◆ Short task: Report every line in the listing that contains the string "JSON".

>> START Listed records

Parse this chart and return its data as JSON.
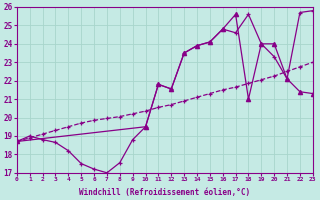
{
  "xlabel": "Windchill (Refroidissement éolien,°C)",
  "xlim": [
    0,
    23
  ],
  "ylim": [
    17,
    26
  ],
  "xticks": [
    0,
    1,
    2,
    3,
    4,
    5,
    6,
    7,
    8,
    9,
    10,
    11,
    12,
    13,
    14,
    15,
    16,
    17,
    18,
    19,
    20,
    21,
    22,
    23
  ],
  "yticks": [
    17,
    18,
    19,
    20,
    21,
    22,
    23,
    24,
    25,
    26
  ],
  "bg_color": "#c5eae4",
  "line_color": "#880088",
  "grid_color": "#a8d5cc",
  "line_jagged_x": [
    0,
    1,
    2,
    3,
    4,
    5,
    6,
    7,
    8,
    9,
    10,
    11,
    12,
    13,
    14,
    15,
    16,
    17,
    18,
    19,
    20,
    21,
    22,
    23
  ],
  "line_jagged_y": [
    18.7,
    19.0,
    18.8,
    18.65,
    18.2,
    17.5,
    17.2,
    17.0,
    17.55,
    18.8,
    19.5,
    21.8,
    21.55,
    23.5,
    23.9,
    24.1,
    24.8,
    24.6,
    25.6,
    24.0,
    23.3,
    22.1,
    25.7,
    25.8
  ],
  "line_linear_x": [
    0,
    1,
    2,
    3,
    4,
    5,
    6,
    7,
    8,
    9,
    10,
    11,
    12,
    13,
    14,
    15,
    16,
    17,
    18,
    19,
    20,
    21,
    22,
    23
  ],
  "line_linear_y": [
    18.7,
    18.9,
    19.1,
    19.3,
    19.5,
    19.7,
    19.85,
    19.95,
    20.05,
    20.2,
    20.35,
    20.55,
    20.7,
    20.9,
    21.1,
    21.3,
    21.5,
    21.65,
    21.85,
    22.05,
    22.25,
    22.5,
    22.75,
    23.0
  ],
  "line_peak_x": [
    0,
    10,
    11,
    12,
    13,
    14,
    15,
    16,
    17,
    18,
    19,
    20,
    21,
    22,
    23
  ],
  "line_peak_y": [
    18.7,
    19.5,
    21.8,
    21.55,
    23.5,
    23.9,
    24.1,
    24.8,
    25.6,
    21.0,
    24.0,
    24.0,
    22.1,
    21.4,
    21.3
  ]
}
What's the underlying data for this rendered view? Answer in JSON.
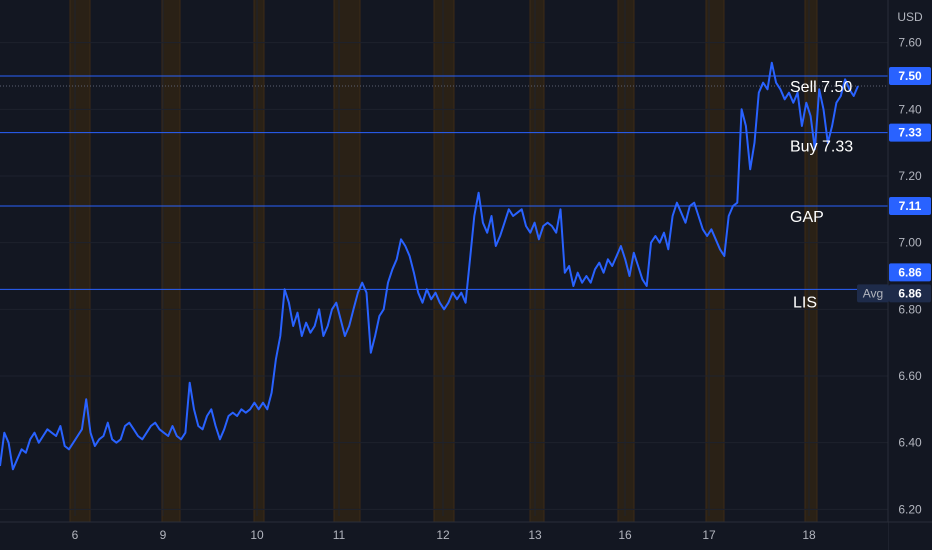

>> END Listed records

◆ The solution:
Parse this chart and return its data as JSON.
What's the underlying data for this rendered view? Answer in JSON.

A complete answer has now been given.